*Dataset items*.
—————
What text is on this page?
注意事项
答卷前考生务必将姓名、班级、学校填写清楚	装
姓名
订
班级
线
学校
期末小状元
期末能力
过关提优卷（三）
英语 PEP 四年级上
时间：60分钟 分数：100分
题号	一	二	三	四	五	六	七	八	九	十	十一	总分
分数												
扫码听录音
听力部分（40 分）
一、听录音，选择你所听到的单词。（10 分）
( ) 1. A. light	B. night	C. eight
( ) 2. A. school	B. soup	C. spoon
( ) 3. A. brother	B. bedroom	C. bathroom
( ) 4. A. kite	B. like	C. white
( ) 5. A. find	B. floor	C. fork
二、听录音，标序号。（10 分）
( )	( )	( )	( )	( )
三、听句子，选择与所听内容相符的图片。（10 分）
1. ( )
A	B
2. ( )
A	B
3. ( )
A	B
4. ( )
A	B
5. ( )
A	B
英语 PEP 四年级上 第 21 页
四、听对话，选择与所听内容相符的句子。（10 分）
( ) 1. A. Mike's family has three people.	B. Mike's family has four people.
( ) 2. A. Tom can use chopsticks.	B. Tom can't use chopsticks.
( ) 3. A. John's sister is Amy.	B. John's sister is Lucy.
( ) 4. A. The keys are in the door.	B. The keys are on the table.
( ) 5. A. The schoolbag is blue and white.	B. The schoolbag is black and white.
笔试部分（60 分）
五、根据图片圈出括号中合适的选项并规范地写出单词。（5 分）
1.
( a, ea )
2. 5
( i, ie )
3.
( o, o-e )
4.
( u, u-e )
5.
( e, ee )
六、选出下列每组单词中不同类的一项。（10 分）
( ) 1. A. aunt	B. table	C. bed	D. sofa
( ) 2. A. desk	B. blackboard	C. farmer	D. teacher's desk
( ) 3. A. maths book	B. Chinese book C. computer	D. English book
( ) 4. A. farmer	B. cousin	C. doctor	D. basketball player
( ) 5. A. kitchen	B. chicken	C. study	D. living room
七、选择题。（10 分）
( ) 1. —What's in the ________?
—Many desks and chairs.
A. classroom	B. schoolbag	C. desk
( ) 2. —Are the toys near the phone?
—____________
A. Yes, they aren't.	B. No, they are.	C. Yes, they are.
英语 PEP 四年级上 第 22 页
—————
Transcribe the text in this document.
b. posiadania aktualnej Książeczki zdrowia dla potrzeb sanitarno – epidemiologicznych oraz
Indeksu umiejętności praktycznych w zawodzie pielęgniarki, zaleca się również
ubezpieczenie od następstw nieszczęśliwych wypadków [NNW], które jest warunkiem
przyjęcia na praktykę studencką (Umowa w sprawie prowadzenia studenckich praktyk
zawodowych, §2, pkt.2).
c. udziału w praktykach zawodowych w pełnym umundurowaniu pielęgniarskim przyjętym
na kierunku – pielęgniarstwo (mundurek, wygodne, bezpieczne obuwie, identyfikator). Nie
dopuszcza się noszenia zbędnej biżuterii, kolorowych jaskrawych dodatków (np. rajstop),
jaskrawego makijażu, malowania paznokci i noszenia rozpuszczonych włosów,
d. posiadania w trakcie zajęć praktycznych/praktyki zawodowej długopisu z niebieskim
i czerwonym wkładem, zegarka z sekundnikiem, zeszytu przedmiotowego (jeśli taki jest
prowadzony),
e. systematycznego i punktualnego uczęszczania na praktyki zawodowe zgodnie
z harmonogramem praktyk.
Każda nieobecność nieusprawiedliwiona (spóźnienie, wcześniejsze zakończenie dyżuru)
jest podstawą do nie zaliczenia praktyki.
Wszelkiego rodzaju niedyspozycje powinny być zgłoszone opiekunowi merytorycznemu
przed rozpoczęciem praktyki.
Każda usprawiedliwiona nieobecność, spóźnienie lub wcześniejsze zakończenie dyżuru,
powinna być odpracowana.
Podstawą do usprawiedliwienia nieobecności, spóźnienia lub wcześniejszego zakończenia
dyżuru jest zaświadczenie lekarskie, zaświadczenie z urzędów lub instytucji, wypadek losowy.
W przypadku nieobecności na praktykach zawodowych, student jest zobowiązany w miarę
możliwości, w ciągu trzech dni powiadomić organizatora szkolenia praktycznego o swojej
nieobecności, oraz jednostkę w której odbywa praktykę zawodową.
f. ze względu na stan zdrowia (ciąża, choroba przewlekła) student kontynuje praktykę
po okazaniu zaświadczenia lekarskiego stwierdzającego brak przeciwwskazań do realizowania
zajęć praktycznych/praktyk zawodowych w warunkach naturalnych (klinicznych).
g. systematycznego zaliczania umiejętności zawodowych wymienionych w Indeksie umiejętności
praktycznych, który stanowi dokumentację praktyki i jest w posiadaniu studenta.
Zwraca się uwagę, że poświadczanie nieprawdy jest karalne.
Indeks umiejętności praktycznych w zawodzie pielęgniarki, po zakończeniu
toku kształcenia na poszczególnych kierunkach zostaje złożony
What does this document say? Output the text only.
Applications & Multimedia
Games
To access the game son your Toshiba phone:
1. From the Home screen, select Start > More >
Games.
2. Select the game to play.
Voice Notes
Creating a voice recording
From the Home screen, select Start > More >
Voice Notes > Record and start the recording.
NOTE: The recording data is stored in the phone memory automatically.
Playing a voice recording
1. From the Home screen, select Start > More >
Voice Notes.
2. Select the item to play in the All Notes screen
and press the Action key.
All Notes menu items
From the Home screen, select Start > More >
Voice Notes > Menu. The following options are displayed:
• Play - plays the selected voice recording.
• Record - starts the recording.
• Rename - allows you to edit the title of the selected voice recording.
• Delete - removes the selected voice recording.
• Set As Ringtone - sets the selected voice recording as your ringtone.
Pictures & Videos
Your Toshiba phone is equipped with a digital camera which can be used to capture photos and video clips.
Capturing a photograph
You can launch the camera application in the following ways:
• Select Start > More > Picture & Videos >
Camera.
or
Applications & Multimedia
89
—————
Using the entries above, find all lines with "dyżuru". Copy them.

*EXERCISE RESULT*.
Każda nieobecność nieusprawiedliwiona (spóźnienie, wcześniejsze zakończenie dyżuru)
Każda usprawiedliwiona nieobecność, spóźnienie lub wcześniejsze zakończenie dyżuru,
dyżuru jest zaświadczenie lekarskie, zaświadczenie z urzędów lub instytucji, wypadek losowy.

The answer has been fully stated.